» **WHAT TO WORK ON**: Print the entries below in their entirety, exactly as they are written.

#####

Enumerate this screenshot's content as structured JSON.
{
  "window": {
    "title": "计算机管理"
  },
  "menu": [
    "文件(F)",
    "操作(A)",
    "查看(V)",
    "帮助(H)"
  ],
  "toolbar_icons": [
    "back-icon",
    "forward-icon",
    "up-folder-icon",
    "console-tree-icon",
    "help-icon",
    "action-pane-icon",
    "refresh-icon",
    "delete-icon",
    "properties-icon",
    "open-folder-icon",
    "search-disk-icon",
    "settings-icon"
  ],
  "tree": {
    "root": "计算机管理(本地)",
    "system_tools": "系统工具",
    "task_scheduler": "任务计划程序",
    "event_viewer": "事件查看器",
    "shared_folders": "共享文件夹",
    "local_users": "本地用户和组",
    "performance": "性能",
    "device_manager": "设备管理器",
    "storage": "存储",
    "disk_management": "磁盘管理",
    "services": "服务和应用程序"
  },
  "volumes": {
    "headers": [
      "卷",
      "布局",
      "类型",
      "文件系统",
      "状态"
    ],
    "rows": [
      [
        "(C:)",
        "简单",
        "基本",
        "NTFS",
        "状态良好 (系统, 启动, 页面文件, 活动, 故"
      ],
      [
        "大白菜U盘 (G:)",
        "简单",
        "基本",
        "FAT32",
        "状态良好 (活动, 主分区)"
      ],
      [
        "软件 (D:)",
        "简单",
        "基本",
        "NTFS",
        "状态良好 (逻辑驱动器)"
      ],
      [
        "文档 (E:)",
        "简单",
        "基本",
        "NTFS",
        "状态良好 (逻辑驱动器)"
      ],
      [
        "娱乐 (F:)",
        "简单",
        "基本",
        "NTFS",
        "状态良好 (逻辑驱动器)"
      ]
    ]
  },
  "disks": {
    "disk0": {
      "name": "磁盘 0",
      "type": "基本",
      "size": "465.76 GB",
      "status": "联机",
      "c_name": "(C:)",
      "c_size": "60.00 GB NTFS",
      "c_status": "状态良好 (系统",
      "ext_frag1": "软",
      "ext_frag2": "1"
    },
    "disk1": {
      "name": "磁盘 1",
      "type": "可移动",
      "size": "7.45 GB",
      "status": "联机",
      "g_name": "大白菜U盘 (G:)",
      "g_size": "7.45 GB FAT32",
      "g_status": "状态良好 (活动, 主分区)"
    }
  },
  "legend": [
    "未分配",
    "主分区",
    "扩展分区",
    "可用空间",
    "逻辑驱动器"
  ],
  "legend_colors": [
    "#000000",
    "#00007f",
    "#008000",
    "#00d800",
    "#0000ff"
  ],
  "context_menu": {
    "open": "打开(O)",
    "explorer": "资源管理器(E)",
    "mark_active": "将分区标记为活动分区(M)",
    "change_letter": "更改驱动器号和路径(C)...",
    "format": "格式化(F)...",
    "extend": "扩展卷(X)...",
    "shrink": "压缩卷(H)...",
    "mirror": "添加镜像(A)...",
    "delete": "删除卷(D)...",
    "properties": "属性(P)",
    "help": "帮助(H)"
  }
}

#####

» **FULL OUTPUT**:
Enumerate this screenshot's content as structured JSON.
{
  "window": {
    "title": "计算机管理"
  },
  "menu": [
    "文件(F)",
    "操作(A)",
    "查看(V)",
    "帮助(H)"
  ],
  "toolbar_icons": [
    "back-icon",
    "forward-icon",
    "up-folder-icon",
    "console-tree-icon",
    "help-icon",
    "action-pane-icon",
    "refresh-icon",
    "delete-icon",
    "properties-icon",
    "open-folder-icon",
    "search-disk-icon",
    "settings-icon"
  ],
  "tree": {
    "root": "计算机管理(本地)",
    "system_tools": "系统工具",
    "task_scheduler": "任务计划程序",
    "event_viewer": "事件查看器",
    "shared_folders": "共享文件夹",
    "local_users": "本地用户和组",
    "performance": "性能",
    "device_manager": "设备管理器",
    "storage": "存储",
    "disk_management": "磁盘管理",
    "services": "服务和应用程序"
  },
  "volumes": {
    "headers": [
      "卷",
      "布局",
      "类型",
      "文件系统",
      "状态"
    ],
    "rows": [
      [
        "(C:)",
        "简单",
        "基本",
        "NTFS",
        "状态良好 (系统, 启动, 页面文件, 活动, 故"
      ],
      [
        "大白菜U盘 (G:)",
        "简单",
        "基本",
        "FAT32",
        "状态良好 (活动, 主分区)"
      ],
      [
        "软件 (D:)",
        "简单",
        "基本",
        "NTFS",
        "状态良好 (逻辑驱动器)"
      ],
      [
        "文档 (E:)",
        "简单",
        "基本",
        "NTFS",
        "状态良好 (逻辑驱动器)"
      ],
      [
        "娱乐 (F:)",
        "简单",
        "基本",
        "NTFS",
        "状态良好 (逻辑驱动器)"
      ]
    ]
  },
  "disks": {
    "disk0": {
      "name": "磁盘 0",
      "type": "基本",
      "size": "465.76 GB",
      "status": "联机",
      "c_name": "(C:)",
      "c_size": "60.00 GB NTFS",
      "c_status": "状态良好 (系统",
      "ext_frag1": "软",
      "ext_frag2": "1"
    },
    "disk1": {
      "name": "磁盘 1",
      "type": "可移动",
      "size": "7.45 GB",
      "status": "联机",
      "g_name": "大白菜U盘 (G:)",
      "g_size": "7.45 GB FAT32",
      "g_status": "状态良好 (活动, 主分区)"
    }
  },
  "legend": [
    "未分配",
    "主分区",
    "扩展分区",
    "可用空间",
    "逻辑驱动器"
  ],
  "legend_colors": [
    "#000000",
    "#00007f",
    "#008000",
    "#00d800",
    "#0000ff"
  ],
  "context_menu": {
    "open": "打开(O)",
    "explorer": "资源管理器(E)",
    "mark_active": "将分区标记为活动分区(M)",
    "change_letter": "更改驱动器号和路径(C)...",
    "format": "格式化(F)...",
    "extend": "扩展卷(X)...",
    "shrink": "压缩卷(H)...",
    "mirror": "添加镜像(A)...",
    "delete": "删除卷(D)...",
    "properties": "属性(P)",
    "help": "帮助(H)"
  }
}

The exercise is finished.